## Задание
Продолжите текст воспоминаний о тюремной камере и командировке в Германию, начав сразу после его последнего предложения.

=== Текст страницы ===

В этой камере сидел еще старик — крестьянин. Во время войны у него ушла лошадь — через фронт к немцам. Он ухитрился пройти через фронт за нею, нашел, привел. Потом, уже после войны, его судили за шпионаж.
Сидел еще секретарь немецкого посольства в Болгарии, — этот все беспокоился, целы ли его коферы. Он не успел бежать, и наши захватили его с упакованными и приготовленными к отправке вещами. Я его успокаивал: коферы будут целы, не сомневайтесь. Вот окажетесь ли вы целы, — это, как говорится, большой вопрос. Он все слушал и ужасался, чудак.
8
Из библиотеки моей при обыске взяли только Бухарина, а вот бумаг увезли мешок, и среди них была одна, за которую я принял-таки муку. От меня требовали и добивались, чтобы я «откровенно» разъяснил ее содержание. Это была «Обезьянья грамота», полученная в Берлине от Ремизова. Но расскажу по порядку.
В 1923 году, не закончив еще институт связи, в котором я учился после Гражданской войны, я получил назначение на крупный пост в Наркомпочтель[2]. Только начал я там работать, вызывают меня в Совнарком, говорят: «Поедешь в Германию. За автоматической телефонной станцией для Кремля».
— Когда ехать? — спрашиваю.
Отвечают:
— Завтра.
Ну что ж, завтра так завтра. Собрался быстро. Да и какие тогда сборы были? Наскоро попрощался с друзьями, две-три рубашки в чемодан кинул — и готов. Легко жили.
Теперь можно сказать, что поехал я совсем не для того, чтобы покупать станцию. Вернее, это тоже поручили, но как дело сугубо второстепенное. А главное было в том, что в Германии ожидали революции, и поручение мое связано было с этим… Подробнее не могу, извините — партийный секрет.

=== Строки данных ===

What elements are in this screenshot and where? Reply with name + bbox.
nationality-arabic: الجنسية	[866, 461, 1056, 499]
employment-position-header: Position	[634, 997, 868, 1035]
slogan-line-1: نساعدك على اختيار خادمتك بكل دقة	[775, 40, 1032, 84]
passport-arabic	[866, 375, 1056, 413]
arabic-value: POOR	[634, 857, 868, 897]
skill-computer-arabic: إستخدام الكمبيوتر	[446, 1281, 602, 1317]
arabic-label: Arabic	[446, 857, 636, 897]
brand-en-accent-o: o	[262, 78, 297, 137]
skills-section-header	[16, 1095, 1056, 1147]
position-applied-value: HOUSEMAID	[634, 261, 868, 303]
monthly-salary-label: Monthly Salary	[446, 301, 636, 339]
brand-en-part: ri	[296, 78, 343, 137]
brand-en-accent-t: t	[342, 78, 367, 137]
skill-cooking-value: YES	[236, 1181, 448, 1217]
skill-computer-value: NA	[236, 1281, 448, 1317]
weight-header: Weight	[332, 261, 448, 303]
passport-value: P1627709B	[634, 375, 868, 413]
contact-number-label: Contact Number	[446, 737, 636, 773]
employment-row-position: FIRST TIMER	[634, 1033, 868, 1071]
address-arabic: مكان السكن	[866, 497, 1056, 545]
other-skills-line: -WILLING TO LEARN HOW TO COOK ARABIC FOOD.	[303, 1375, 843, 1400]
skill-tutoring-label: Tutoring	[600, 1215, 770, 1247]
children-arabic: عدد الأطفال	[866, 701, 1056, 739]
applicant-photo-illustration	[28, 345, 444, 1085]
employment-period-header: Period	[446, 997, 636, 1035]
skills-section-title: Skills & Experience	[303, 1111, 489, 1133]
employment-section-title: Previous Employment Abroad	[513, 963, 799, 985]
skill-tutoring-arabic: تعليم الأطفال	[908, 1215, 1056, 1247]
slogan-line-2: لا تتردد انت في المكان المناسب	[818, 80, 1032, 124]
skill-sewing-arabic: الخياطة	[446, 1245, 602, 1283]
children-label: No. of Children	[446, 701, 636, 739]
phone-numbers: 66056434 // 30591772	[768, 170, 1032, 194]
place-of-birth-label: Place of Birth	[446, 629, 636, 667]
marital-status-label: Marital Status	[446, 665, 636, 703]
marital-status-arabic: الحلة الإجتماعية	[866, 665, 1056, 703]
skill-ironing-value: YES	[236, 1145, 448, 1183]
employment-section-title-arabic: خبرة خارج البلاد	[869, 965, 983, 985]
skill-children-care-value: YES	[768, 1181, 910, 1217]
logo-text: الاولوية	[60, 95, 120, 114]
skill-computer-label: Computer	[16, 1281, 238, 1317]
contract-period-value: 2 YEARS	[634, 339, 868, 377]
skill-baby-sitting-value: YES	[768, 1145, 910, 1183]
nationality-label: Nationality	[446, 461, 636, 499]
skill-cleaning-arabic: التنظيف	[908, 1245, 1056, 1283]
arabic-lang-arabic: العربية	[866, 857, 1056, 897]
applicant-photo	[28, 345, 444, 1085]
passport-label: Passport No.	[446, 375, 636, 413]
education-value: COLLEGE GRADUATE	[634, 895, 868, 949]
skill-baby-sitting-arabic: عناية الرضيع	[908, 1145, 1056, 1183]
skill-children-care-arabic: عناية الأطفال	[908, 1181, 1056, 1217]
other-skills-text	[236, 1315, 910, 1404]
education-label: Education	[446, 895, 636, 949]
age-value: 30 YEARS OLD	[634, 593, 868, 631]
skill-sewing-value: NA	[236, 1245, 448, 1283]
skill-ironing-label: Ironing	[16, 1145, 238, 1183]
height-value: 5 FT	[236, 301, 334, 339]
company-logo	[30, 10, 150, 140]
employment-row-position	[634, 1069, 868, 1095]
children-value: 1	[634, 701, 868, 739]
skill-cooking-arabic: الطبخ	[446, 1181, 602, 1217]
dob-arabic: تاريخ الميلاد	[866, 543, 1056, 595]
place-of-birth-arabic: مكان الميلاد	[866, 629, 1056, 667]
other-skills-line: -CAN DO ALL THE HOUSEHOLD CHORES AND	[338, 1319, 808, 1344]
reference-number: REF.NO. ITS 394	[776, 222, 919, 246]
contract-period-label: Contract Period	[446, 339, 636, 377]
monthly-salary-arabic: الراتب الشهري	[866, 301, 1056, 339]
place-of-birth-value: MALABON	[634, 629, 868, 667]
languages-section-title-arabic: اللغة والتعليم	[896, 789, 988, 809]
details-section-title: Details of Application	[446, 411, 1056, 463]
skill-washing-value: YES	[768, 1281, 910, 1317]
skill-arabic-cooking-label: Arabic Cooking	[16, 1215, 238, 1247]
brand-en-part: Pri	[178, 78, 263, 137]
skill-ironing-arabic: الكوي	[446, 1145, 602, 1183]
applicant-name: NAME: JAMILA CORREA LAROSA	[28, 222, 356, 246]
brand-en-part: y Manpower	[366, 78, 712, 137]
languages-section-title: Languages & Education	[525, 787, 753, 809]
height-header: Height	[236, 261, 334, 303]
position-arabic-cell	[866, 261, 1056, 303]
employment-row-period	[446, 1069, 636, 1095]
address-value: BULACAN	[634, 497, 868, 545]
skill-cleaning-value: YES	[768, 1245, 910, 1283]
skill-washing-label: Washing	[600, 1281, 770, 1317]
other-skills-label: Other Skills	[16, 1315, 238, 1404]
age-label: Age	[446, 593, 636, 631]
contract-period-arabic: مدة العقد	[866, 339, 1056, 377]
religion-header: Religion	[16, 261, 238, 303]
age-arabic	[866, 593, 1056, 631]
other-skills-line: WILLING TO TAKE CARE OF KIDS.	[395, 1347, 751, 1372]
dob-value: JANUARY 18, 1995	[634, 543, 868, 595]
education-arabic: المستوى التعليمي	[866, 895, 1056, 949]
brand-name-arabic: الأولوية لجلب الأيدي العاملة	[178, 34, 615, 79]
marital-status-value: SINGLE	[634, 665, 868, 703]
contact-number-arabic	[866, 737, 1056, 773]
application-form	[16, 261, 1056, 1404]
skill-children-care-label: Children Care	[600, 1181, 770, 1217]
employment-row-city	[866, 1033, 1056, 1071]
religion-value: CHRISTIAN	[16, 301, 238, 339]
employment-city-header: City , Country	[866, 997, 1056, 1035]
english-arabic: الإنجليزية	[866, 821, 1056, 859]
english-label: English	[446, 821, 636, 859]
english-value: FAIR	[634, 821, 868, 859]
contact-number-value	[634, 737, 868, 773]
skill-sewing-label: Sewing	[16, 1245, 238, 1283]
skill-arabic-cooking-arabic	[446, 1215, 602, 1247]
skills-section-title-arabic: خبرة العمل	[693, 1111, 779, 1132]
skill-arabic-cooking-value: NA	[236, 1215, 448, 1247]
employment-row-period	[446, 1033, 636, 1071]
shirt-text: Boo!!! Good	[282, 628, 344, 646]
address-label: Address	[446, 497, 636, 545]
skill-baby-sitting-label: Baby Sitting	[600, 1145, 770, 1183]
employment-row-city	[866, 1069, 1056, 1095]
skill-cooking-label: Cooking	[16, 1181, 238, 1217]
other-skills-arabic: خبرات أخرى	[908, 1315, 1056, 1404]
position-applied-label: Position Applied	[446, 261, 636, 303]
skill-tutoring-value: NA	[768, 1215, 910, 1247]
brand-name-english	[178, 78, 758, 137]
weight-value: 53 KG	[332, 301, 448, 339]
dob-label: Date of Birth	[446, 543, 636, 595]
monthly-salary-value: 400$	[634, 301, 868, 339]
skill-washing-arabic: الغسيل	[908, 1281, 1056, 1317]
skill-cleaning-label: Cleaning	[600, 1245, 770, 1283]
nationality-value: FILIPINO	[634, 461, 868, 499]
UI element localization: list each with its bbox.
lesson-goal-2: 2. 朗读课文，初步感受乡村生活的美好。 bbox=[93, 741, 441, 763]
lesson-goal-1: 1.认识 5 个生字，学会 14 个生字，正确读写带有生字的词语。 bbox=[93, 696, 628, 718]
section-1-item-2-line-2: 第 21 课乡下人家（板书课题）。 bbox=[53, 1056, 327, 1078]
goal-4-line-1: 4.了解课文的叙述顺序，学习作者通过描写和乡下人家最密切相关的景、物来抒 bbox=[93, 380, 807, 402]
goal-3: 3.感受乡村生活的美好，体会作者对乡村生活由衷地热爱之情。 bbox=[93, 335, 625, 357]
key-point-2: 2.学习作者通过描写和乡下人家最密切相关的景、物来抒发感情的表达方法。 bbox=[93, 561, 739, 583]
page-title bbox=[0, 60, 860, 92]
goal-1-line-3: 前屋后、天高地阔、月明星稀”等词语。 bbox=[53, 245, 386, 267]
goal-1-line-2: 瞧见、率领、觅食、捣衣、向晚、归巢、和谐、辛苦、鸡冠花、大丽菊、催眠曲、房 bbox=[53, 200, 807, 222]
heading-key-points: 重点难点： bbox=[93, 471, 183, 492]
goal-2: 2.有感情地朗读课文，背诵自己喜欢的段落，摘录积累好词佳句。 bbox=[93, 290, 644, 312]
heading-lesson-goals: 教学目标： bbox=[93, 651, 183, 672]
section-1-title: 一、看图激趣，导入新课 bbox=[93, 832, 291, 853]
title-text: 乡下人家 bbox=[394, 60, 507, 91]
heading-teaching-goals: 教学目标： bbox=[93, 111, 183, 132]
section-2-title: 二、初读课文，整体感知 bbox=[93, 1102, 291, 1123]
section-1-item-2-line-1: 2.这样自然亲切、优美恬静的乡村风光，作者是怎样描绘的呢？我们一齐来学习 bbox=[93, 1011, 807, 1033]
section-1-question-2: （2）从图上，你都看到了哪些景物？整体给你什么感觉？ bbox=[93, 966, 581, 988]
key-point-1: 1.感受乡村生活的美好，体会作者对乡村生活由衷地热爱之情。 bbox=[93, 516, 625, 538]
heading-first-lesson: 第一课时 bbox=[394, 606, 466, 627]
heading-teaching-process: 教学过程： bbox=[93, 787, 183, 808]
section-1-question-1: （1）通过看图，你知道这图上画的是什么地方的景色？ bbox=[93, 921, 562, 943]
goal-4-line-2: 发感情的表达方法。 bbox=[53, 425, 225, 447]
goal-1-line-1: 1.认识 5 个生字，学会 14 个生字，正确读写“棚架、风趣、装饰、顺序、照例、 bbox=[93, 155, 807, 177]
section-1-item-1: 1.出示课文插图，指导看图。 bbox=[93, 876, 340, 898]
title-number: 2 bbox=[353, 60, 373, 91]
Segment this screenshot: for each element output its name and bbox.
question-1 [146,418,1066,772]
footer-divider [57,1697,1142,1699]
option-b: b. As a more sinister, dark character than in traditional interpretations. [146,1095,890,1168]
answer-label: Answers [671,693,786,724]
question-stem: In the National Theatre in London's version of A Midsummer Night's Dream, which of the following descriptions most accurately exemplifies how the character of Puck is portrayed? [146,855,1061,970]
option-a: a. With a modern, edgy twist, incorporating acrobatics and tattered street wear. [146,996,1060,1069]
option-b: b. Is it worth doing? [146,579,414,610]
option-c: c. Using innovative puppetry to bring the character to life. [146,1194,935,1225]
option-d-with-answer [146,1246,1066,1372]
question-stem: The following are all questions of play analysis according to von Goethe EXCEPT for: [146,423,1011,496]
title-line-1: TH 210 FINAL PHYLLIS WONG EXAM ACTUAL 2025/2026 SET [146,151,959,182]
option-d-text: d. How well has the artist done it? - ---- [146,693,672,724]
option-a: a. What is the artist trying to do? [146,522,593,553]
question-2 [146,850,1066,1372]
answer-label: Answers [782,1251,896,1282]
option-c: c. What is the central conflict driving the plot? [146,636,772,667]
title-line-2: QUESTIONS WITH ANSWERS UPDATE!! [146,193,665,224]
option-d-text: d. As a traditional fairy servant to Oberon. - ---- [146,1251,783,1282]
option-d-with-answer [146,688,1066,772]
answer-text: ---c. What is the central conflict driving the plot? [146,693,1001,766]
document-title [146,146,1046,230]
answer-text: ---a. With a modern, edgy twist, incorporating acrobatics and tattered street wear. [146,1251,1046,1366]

===

## Ответ к заданию
В Берлине тогда находился Радек — в помощь от Коминтерна немецким товарищам. Его разыскивала полиция. У самого входа в советское посольство висело объявление от полиции о розыске с портретом Радека. А он был тут же: ходил в той же кепке и с той же трубкой в зубах, как был изображен на портрете. Жил в посольстве. Но о Радеке тут к слову пришлось. А рассказать хочу о другом.
Я сидел уже в вагоне на Белорусском вокзале в Москве, поезд вот-вот должен отойти. Ехал я в салоне-вагоне, который посылали за каким-то важным лицом в Берлин. Сопровождали вагон два проводника, оба чекисты. Заходит один из них в вагон, говорит, обращаясь ко мне:
— Вас спрашивают.
Меня никто не провожал, я удивился:
— Кто спрашивает?
— Какая-то мадам.
Мадам? Среди моих знакомых никаких мадам не было и быть не могло. Это было слово из какой-то другой, совсем не моей жизни. Я прямо-таки крикнул:
— Какая мадам?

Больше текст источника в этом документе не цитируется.